Task prompt:
Pick out each line containing the string "true".

═════ Dataset content

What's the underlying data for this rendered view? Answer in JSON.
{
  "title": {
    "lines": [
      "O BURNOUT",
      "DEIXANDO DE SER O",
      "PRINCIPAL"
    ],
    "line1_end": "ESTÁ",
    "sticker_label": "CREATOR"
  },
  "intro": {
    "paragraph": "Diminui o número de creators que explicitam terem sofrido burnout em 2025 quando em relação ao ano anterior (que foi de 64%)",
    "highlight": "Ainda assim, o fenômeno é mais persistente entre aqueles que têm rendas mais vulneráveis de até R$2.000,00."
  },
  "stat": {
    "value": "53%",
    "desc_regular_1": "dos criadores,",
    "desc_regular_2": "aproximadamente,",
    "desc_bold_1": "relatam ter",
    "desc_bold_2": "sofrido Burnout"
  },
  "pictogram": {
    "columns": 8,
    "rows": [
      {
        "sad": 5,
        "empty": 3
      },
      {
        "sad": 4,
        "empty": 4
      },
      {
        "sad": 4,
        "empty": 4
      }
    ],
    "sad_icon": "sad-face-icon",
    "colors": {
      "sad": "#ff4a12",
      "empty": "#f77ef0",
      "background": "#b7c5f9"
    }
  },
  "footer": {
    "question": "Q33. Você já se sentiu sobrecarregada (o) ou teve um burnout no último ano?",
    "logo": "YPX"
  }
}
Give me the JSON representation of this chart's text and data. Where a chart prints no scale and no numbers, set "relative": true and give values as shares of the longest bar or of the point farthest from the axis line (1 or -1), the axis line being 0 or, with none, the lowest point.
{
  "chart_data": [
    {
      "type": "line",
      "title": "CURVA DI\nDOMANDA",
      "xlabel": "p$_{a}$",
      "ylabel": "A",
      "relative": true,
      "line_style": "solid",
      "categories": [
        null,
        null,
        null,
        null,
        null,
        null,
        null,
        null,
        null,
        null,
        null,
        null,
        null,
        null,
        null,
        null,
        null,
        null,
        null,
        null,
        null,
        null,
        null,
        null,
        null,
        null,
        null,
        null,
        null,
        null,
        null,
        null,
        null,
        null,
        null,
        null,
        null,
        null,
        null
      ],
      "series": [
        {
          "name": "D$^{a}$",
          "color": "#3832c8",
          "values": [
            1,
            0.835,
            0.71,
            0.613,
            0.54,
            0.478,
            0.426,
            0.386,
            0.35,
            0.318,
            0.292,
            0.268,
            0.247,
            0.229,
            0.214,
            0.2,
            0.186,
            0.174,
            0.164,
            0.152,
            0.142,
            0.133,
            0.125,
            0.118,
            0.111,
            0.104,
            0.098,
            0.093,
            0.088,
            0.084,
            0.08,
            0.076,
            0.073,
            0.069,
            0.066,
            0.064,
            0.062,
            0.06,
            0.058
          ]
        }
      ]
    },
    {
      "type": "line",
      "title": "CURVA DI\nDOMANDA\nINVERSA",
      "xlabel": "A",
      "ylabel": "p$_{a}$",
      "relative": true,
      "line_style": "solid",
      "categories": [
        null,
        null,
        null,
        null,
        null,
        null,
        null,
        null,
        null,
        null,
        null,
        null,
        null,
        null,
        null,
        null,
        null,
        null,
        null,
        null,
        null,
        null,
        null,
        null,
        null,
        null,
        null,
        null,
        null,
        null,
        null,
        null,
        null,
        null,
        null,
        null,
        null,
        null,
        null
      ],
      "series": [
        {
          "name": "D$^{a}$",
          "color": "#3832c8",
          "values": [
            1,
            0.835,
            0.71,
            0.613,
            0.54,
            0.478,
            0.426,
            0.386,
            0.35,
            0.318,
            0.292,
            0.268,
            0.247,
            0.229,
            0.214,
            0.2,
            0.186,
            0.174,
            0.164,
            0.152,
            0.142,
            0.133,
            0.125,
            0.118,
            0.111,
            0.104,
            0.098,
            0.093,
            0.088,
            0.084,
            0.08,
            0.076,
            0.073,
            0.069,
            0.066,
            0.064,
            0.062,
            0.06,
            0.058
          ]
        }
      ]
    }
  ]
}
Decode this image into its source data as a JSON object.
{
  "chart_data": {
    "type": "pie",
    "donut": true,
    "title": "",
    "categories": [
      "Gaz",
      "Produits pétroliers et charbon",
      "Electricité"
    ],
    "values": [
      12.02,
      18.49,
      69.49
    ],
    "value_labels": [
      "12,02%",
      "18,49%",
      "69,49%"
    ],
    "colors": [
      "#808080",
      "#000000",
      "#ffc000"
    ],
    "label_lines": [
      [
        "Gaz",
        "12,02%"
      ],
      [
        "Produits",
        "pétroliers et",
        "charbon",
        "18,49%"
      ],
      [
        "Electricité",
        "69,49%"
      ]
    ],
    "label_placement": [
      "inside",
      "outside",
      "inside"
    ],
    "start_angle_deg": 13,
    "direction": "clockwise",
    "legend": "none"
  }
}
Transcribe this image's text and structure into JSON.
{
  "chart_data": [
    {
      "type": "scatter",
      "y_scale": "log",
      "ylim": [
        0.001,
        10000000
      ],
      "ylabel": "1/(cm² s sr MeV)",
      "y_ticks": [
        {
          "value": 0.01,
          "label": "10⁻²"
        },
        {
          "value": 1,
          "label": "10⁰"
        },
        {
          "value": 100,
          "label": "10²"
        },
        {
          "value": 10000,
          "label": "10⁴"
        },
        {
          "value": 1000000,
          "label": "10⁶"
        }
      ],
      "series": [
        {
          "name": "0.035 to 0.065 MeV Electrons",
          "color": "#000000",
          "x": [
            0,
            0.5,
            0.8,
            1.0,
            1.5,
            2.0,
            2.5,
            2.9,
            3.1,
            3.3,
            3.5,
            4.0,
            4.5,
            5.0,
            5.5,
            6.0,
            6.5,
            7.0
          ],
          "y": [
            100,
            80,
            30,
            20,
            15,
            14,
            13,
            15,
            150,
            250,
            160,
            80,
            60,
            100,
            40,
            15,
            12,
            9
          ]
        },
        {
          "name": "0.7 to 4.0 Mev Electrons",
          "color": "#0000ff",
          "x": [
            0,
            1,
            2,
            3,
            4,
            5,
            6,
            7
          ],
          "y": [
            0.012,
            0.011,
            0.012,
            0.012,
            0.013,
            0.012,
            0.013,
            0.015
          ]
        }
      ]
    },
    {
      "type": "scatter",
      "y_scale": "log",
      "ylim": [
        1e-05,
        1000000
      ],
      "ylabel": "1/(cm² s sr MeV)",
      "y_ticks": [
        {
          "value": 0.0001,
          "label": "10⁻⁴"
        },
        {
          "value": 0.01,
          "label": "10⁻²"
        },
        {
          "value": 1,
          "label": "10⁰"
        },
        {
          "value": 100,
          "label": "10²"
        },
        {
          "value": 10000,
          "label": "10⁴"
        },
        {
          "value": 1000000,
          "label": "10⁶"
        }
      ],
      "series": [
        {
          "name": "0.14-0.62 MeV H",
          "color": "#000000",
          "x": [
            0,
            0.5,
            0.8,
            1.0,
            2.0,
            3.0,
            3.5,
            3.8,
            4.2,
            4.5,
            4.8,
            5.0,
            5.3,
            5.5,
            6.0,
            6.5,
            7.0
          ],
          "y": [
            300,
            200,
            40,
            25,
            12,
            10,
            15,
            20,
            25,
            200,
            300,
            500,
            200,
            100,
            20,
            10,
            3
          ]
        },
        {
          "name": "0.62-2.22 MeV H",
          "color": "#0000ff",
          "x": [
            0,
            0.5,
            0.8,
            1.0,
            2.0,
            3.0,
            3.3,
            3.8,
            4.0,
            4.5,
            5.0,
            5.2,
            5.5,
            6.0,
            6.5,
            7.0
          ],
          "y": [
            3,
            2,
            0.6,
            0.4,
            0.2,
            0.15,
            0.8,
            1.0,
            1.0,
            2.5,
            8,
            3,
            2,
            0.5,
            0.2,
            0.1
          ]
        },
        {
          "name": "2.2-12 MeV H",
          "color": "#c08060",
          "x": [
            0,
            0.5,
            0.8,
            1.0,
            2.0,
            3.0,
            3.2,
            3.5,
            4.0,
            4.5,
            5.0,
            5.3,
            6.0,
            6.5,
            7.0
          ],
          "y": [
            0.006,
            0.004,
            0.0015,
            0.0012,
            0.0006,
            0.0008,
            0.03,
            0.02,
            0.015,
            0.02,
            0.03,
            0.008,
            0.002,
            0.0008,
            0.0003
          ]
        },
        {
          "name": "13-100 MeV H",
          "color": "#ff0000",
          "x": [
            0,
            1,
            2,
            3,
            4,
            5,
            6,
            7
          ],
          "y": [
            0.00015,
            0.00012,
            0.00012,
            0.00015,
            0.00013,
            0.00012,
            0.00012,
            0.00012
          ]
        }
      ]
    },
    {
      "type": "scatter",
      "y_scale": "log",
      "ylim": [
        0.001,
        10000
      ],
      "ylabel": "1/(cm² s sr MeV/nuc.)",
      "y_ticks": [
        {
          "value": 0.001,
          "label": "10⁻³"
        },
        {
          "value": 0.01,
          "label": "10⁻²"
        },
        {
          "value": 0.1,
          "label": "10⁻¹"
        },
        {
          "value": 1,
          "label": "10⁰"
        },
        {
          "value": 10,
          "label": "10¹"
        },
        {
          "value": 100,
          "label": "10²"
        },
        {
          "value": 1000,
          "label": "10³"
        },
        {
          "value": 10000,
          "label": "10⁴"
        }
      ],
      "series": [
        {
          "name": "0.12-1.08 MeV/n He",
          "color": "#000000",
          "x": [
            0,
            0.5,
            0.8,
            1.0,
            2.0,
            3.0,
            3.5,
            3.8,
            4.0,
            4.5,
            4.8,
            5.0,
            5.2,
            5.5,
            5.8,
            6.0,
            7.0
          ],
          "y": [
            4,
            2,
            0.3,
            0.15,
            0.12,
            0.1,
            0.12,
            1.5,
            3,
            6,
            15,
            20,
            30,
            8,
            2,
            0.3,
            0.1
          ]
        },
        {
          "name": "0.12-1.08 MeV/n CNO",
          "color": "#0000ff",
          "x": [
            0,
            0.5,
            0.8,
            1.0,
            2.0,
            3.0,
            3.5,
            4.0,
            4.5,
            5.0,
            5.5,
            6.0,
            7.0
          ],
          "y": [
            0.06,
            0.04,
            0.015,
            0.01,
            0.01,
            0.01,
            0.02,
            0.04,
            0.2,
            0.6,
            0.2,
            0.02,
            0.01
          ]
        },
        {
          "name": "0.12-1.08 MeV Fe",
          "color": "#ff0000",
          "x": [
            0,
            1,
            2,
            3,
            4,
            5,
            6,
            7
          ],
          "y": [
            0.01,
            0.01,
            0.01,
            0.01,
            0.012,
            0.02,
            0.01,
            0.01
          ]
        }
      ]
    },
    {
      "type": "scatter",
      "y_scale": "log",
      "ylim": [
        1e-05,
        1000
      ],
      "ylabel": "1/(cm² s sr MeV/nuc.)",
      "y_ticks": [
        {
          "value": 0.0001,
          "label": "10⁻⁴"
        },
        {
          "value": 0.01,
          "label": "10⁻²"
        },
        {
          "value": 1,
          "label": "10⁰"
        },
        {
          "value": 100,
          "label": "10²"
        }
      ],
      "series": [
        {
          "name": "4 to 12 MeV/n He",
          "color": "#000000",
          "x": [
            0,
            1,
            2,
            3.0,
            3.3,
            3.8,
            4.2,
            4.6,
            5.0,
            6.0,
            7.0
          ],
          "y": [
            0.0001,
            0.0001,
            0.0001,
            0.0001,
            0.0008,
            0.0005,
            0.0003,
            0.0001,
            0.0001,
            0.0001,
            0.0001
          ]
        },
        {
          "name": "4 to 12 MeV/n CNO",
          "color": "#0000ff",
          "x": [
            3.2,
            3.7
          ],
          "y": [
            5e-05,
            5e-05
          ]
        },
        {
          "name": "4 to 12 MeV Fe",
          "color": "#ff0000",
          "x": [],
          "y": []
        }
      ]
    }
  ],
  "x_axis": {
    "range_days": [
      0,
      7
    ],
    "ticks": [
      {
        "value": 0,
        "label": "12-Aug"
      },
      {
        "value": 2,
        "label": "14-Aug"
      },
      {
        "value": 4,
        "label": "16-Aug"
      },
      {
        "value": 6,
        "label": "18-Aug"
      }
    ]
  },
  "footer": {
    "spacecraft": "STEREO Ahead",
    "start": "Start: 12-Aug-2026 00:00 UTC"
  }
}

══════════

Task output:
Give me the JSON representation of this chart's text and data. Where a chart prints no scale and no numbers, set "relative": true and give values as shares of the longest bar or of the point farthest from the axis line (1 or -1), the axis line being 0 or, with none, the lowest point.
      "relative": true,
      "relative": true,
    "donut": true,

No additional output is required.